### Directions for this task
Transcribe every entry below word for word, but skip the pictures.
** START Extracted records **
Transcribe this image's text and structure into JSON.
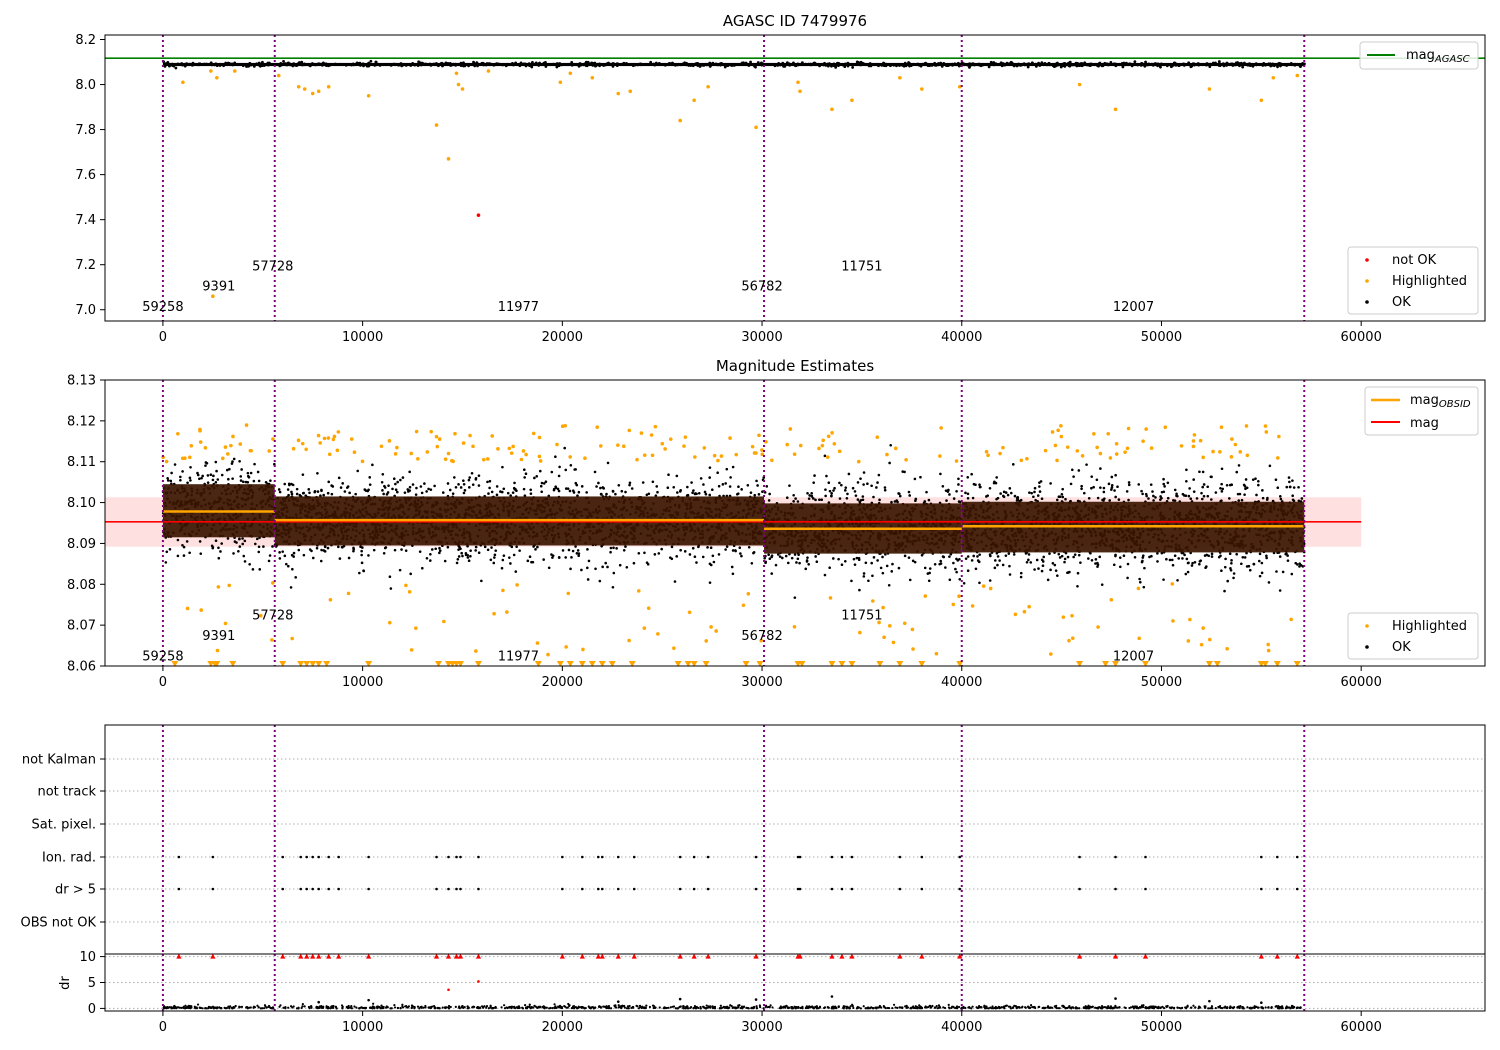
{
  "chart_data": [
    {
      "type": "scatter",
      "title": "AGASC ID 7479976",
      "xlabel": "",
      "ylabel": "",
      "xlim": [
        -2900,
        66200
      ],
      "ylim": [
        6.95,
        8.22
      ],
      "xticks": [
        "0",
        "10000",
        "20000",
        "30000",
        "40000",
        "50000",
        "60000"
      ],
      "yticks": [
        "7.0",
        "7.2",
        "7.4",
        "7.6",
        "7.8",
        "8.0",
        "8.2"
      ],
      "grid": false,
      "legend_upper": {
        "location": "upper-right",
        "entries": [
          "mag_AGASC"
        ]
      },
      "legend_lower": {
        "location": "lower-right",
        "entries": [
          "not OK",
          "Highlighted",
          "OK"
        ]
      },
      "lines": [
        {
          "name": "mag_AGASC",
          "color": "#008000",
          "y": 8.117,
          "x": [
            -2900,
            66200
          ]
        }
      ],
      "ok_band": {
        "x": [
          0,
          57200
        ],
        "y": [
          8.082,
          8.096
        ]
      },
      "highlighted_points": [
        [
          1000,
          8.01
        ],
        [
          2400,
          8.06
        ],
        [
          2500,
          7.06
        ],
        [
          2700,
          8.03
        ],
        [
          3600,
          8.06
        ],
        [
          5800,
          8.04
        ],
        [
          6800,
          7.99
        ],
        [
          7100,
          7.98
        ],
        [
          7500,
          7.96
        ],
        [
          7800,
          7.97
        ],
        [
          8300,
          7.99
        ],
        [
          10300,
          7.95
        ],
        [
          13700,
          7.82
        ],
        [
          14300,
          7.67
        ],
        [
          14700,
          8.05
        ],
        [
          14800,
          8.0
        ],
        [
          15000,
          7.98
        ],
        [
          16300,
          8.06
        ],
        [
          19900,
          8.01
        ],
        [
          20400,
          8.05
        ],
        [
          21500,
          8.03
        ],
        [
          22800,
          7.96
        ],
        [
          23400,
          7.97
        ],
        [
          25900,
          7.84
        ],
        [
          26600,
          7.93
        ],
        [
          27300,
          7.99
        ],
        [
          29700,
          7.81
        ],
        [
          31800,
          8.01
        ],
        [
          31900,
          7.97
        ],
        [
          33500,
          7.89
        ],
        [
          34500,
          7.93
        ],
        [
          36900,
          8.03
        ],
        [
          38000,
          7.98
        ],
        [
          39900,
          7.99
        ],
        [
          45900,
          8.0
        ],
        [
          47700,
          7.89
        ],
        [
          52400,
          7.98
        ],
        [
          55000,
          7.93
        ],
        [
          55600,
          8.03
        ],
        [
          56800,
          8.04
        ]
      ],
      "not_ok_points": [
        [
          15800,
          7.42
        ]
      ],
      "obsid_boundaries": [
        0,
        5600,
        30100,
        40000,
        57150
      ],
      "obsid_labels": [
        {
          "text": "59258",
          "x": 0,
          "y": 7.015
        },
        {
          "text": "9391",
          "x": 2800,
          "y": 7.105
        },
        {
          "text": "57728",
          "x": 5500,
          "y": 7.195
        },
        {
          "text": "11977",
          "x": 17800,
          "y": 7.015
        },
        {
          "text": "56782",
          "x": 30000,
          "y": 7.105
        },
        {
          "text": "11751",
          "x": 35000,
          "y": 7.195
        },
        {
          "text": "12007",
          "x": 48600,
          "y": 7.015
        }
      ]
    },
    {
      "type": "scatter",
      "title": "Magnitude Estimates",
      "xlabel": "",
      "ylabel": "",
      "xlim": [
        -2900,
        66200
      ],
      "ylim": [
        8.06,
        8.13
      ],
      "xticks": [
        "0",
        "10000",
        "20000",
        "30000",
        "40000",
        "50000",
        "60000"
      ],
      "yticks": [
        "8.06",
        "8.07",
        "8.08",
        "8.09",
        "8.10",
        "8.11",
        "8.12",
        "8.13"
      ],
      "grid": false,
      "legend_upper": {
        "location": "upper-right",
        "entries": [
          "mag_OBSID",
          "mag"
        ]
      },
      "legend_lower": {
        "location": "lower-right",
        "entries": [
          "Highlighted",
          "OK"
        ]
      },
      "mag": {
        "value": 8.0953,
        "band": [
          8.0892,
          8.1013
        ],
        "x": [
          -2900,
          60000
        ],
        "color": "#ff0000"
      },
      "mag_obsid": [
        {
          "x0": 0,
          "x1": 5600,
          "y": 8.0978,
          "band": [
            8.0915,
            8.1045
          ]
        },
        {
          "x0": 5600,
          "x1": 30100,
          "y": 8.0957,
          "band": [
            8.0895,
            8.1015
          ]
        },
        {
          "x0": 30100,
          "x1": 40000,
          "y": 8.0936,
          "band": [
            8.0875,
            8.0998
          ]
        },
        {
          "x0": 40000,
          "x1": 57150,
          "y": 8.0942,
          "band": [
            8.0878,
            8.1002
          ]
        }
      ],
      "ok_cloud": [
        {
          "x0": 0,
          "x1": 5600,
          "center": 8.0978,
          "spread": 0.012
        },
        {
          "x0": 5600,
          "x1": 30100,
          "center": 8.0957,
          "spread": 0.011
        },
        {
          "x0": 30100,
          "x1": 40000,
          "center": 8.0936,
          "spread": 0.012
        },
        {
          "x0": 40000,
          "x1": 57150,
          "center": 8.0942,
          "spread": 0.012
        }
      ],
      "obsid_boundaries": [
        0,
        5600,
        30100,
        40000,
        57150
      ],
      "obsid_labels": [
        {
          "text": "59258",
          "x": 0,
          "y": 8.0625
        },
        {
          "text": "9391",
          "x": 2800,
          "y": 8.0675
        },
        {
          "text": "57728",
          "x": 5500,
          "y": 8.0725
        },
        {
          "text": "11977",
          "x": 17800,
          "y": 8.0625
        },
        {
          "text": "56782",
          "x": 30000,
          "y": 8.0675
        },
        {
          "text": "11751",
          "x": 35000,
          "y": 8.0725
        },
        {
          "text": "12007",
          "x": 48600,
          "y": 8.0625
        }
      ]
    },
    {
      "type": "scatter",
      "title": "",
      "xlabel": "",
      "ylabel": "",
      "xlim": [
        -2900,
        66200
      ],
      "categories": [
        "not Kalman",
        "not track",
        "Sat. pixel.",
        "Ion. rad.",
        "dr > 5",
        "OBS not OK"
      ],
      "grid": true,
      "flag_x": [
        800,
        2500,
        6000,
        6900,
        7200,
        7500,
        7800,
        8300,
        8800,
        10300,
        13700,
        14300,
        14700,
        14900,
        15800,
        20000,
        21000,
        21800,
        22000,
        22800,
        23600,
        25900,
        26600,
        27300,
        29700,
        31800,
        31900,
        33500,
        34000,
        34500,
        36900,
        38000,
        39900,
        45900,
        47700,
        49200,
        55000,
        55800,
        56800
      ],
      "obsid_boundaries": [
        0,
        5600,
        30100,
        40000,
        57150
      ]
    },
    {
      "type": "scatter",
      "title": "",
      "xlabel": "",
      "ylabel": "dr",
      "xlim": [
        -2900,
        66200
      ],
      "ylim": [
        -0.5,
        10.5
      ],
      "xticks": [
        "0",
        "10000",
        "20000",
        "30000",
        "40000",
        "50000",
        "60000"
      ],
      "yticks": [
        "0",
        "5",
        "10"
      ],
      "grid": true,
      "flagged_marker_y": 10,
      "outliers": [
        [
          14300,
          3.6
        ],
        [
          15800,
          5.2
        ],
        [
          10300,
          1.6
        ],
        [
          25900,
          1.8
        ],
        [
          33500,
          2.3
        ],
        [
          47700,
          1.9
        ],
        [
          29700,
          1.7
        ],
        [
          52400,
          1.4
        ],
        [
          7800,
          1.2
        ],
        [
          22800,
          1.3
        ],
        [
          55000,
          1.1
        ]
      ],
      "obsid_boundaries": [
        0,
        5600,
        30100,
        40000,
        57150
      ]
    }
  ]
}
** END Extracted records **
### Exercise result
Transcribe this image's text and structure into JSON.
{
  "chart_data": [
    {
      "type": "scatter",
      "title": "AGASC ID 7479976",
      "xlabel": "",
      "ylabel": "",
      "xlim": [
        -2900,
        66200
      ],
      "ylim": [
        6.95,
        8.22
      ],
      "xticks": [
        "0",
        "10000",
        "20000",
        "30000",
        "40000",
        "50000",
        "60000"
      ],
      "yticks": [
        "7.0",
        "7.2",
        "7.4",
        "7.6",
        "7.8",
        "8.0",
        "8.2"
      ],
      "grid": false,
      "legend_upper": {
        "location": "upper-right",
        "entries": [
          "mag_AGASC"
        ]
      },
      "legend_lower": {
        "location": "lower-right",
        "entries": [
          "not OK",
          "Highlighted",
          "OK"
        ]
      },
      "lines": [
        {
          "name": "mag_AGASC",
          "color": "#008000",
          "y": 8.117,
          "x": [
            -2900,
            66200
          ]
        }
      ],
      "ok_band": {
        "x": [
          0,
          57200
        ],
        "y": [
          8.082,
          8.096
        ]
      },
      "highlighted_points": [
        [
          1000,
          8.01
        ],
        [
          2400,
          8.06
        ],
        [
          2500,
          7.06
        ],
        [
          2700,
          8.03
        ],
        [
          3600,
          8.06
        ],
        [
          5800,
          8.04
        ],
        [
          6800,
          7.99
        ],
        [
          7100,
          7.98
        ],
        [
          7500,
          7.96
        ],
        [
          7800,
          7.97
        ],
        [
          8300,
          7.99
        ],
        [
          10300,
          7.95
        ],
        [
          13700,
          7.82
        ],
        [
          14300,
          7.67
        ],
        [
          14700,
          8.05
        ],
        [
          14800,
          8.0
        ],
        [
          15000,
          7.98
        ],
        [
          16300,
          8.06
        ],
        [
          19900,
          8.01
        ],
        [
          20400,
          8.05
        ],
        [
          21500,
          8.03
        ],
        [
          22800,
          7.96
        ],
        [
          23400,
          7.97
        ],
        [
          25900,
          7.84
        ],
        [
          26600,
          7.93
        ],
        [
          27300,
          7.99
        ],
        [
          29700,
          7.81
        ],
        [
          31800,
          8.01
        ],
        [
          31900,
          7.97
        ],
        [
          33500,
          7.89
        ],
        [
          34500,
          7.93
        ],
        [
          36900,
          8.03
        ],
        [
          38000,
          7.98
        ],
        [
          39900,
          7.99
        ],
        [
          45900,
          8.0
        ],
        [
          47700,
          7.89
        ],
        [
          52400,
          7.98
        ],
        [
          55000,
          7.93
        ],
        [
          55600,
          8.03
        ],
        [
          56800,
          8.04
        ]
      ],
      "not_ok_points": [
        [
          15800,
          7.42
        ]
      ],
      "obsid_boundaries": [
        0,
        5600,
        30100,
        40000,
        57150
      ],
      "obsid_labels": [
        {
          "text": "59258",
          "x": 0,
          "y": 7.015
        },
        {
          "text": "9391",
          "x": 2800,
          "y": 7.105
        },
        {
          "text": "57728",
          "x": 5500,
          "y": 7.195
        },
        {
          "text": "11977",
          "x": 17800,
          "y": 7.015
        },
        {
          "text": "56782",
          "x": 30000,
          "y": 7.105
        },
        {
          "text": "11751",
          "x": 35000,
          "y": 7.195
        },
        {
          "text": "12007",
          "x": 48600,
          "y": 7.015
        }
      ]
    },
    {
      "type": "scatter",
      "title": "Magnitude Estimates",
      "xlabel": "",
      "ylabel": "",
      "xlim": [
        -2900,
        66200
      ],
      "ylim": [
        8.06,
        8.13
      ],
      "xticks": [
        "0",
        "10000",
        "20000",
        "30000",
        "40000",
        "50000",
        "60000"
      ],
      "yticks": [
        "8.06",
        "8.07",
        "8.08",
        "8.09",
        "8.10",
        "8.11",
        "8.12",
        "8.13"
      ],
      "grid": false,
      "legend_upper": {
        "location": "upper-right",
        "entries": [
          "mag_OBSID",
          "mag"
        ]
      },
      "legend_lower": {
        "location": "lower-right",
        "entries": [
          "Highlighted",
          "OK"
        ]
      },
      "mag": {
        "value": 8.0953,
        "band": [
          8.0892,
          8.1013
        ],
        "x": [
          -2900,
          60000
        ],
        "color": "#ff0000"
      },
      "mag_obsid": [
        {
          "x0": 0,
          "x1": 5600,
          "y": 8.0978,
          "band": [
            8.0915,
            8.1045
          ]
        },
        {
          "x0": 5600,
          "x1": 30100,
          "y": 8.0957,
          "band": [
            8.0895,
            8.1015
          ]
        },
        {
          "x0": 30100,
          "x1": 40000,
          "y": 8.0936,
          "band": [
            8.0875,
            8.0998
          ]
        },
        {
          "x0": 40000,
          "x1": 57150,
          "y": 8.0942,
          "band": [
            8.0878,
            8.1002
          ]
        }
      ],
      "ok_cloud": [
        {
          "x0": 0,
          "x1": 5600,
          "center": 8.0978,
          "spread": 0.012
        },
        {
          "x0": 5600,
          "x1": 30100,
          "center": 8.0957,
          "spread": 0.011
        },
        {
          "x0": 30100,
          "x1": 40000,
          "center": 8.0936,
          "spread": 0.012
        },
        {
          "x0": 40000,
          "x1": 57150,
          "center": 8.0942,
          "spread": 0.012
        }
      ],
      "obsid_boundaries": [
        0,
        5600,
        30100,
        40000,
        57150
      ],
      "obsid_labels": [
        {
          "text": "59258",
          "x": 0,
          "y": 8.0625
        },
        {
          "text": "9391",
          "x": 2800,
          "y": 8.0675
        },
        {
          "text": "57728",
          "x": 5500,
          "y": 8.0725
        },
        {
          "text": "11977",
          "x": 17800,
          "y": 8.0625
        },
        {
          "text": "56782",
          "x": 30000,
          "y": 8.0675
        },
        {
          "text": "11751",
          "x": 35000,
          "y": 8.0725
        },
        {
          "text": "12007",
          "x": 48600,
          "y": 8.0625
        }
      ]
    },
    {
      "type": "scatter",
      "title": "",
      "xlabel": "",
      "ylabel": "",
      "xlim": [
        -2900,
        66200
      ],
      "categories": [
        "not Kalman",
        "not track",
        "Sat. pixel.",
        "Ion. rad.",
        "dr > 5",
        "OBS not OK"
      ],
      "grid": true,
      "flag_x": [
        800,
        2500,
        6000,
        6900,
        7200,
        7500,
        7800,
        8300,
        8800,
        10300,
        13700,
        14300,
        14700,
        14900,
        15800,
        20000,
        21000,
        21800,
        22000,
        22800,
        23600,
        25900,
        26600,
        27300,
        29700,
        31800,
        31900,
        33500,
        34000,
        34500,
        36900,
        38000,
        39900,
        45900,
        47700,
        49200,
        55000,
        55800,
        56800
      ],
      "obsid_boundaries": [
        0,
        5600,
        30100,
        40000,
        57150
      ]
    },
    {
      "type": "scatter",
      "title": "",
      "xlabel": "",
      "ylabel": "dr",
      "xlim": [
        -2900,
        66200
      ],
      "ylim": [
        -0.5,
        10.5
      ],
      "xticks": [
        "0",
        "10000",
        "20000",
        "30000",
        "40000",
        "50000",
        "60000"
      ],
      "yticks": [
        "0",
        "5",
        "10"
      ],
      "grid": true,
      "flagged_marker_y": 10,
      "outliers": [
        [
          14300,
          3.6
        ],
        [
          15800,
          5.2
        ],
        [
          10300,
          1.6
        ],
        [
          25900,
          1.8
        ],
        [
          33500,
          2.3
        ],
        [
          47700,
          1.9
        ],
        [
          29700,
          1.7
        ],
        [
          52400,
          1.4
        ],
        [
          7800,
          1.2
        ],
        [
          22800,
          1.3
        ],
        [
          55000,
          1.1
        ]
      ],
      "obsid_boundaries": [
        0,
        5600,
        30100,
        40000,
        57150
      ]
    }
  ]
}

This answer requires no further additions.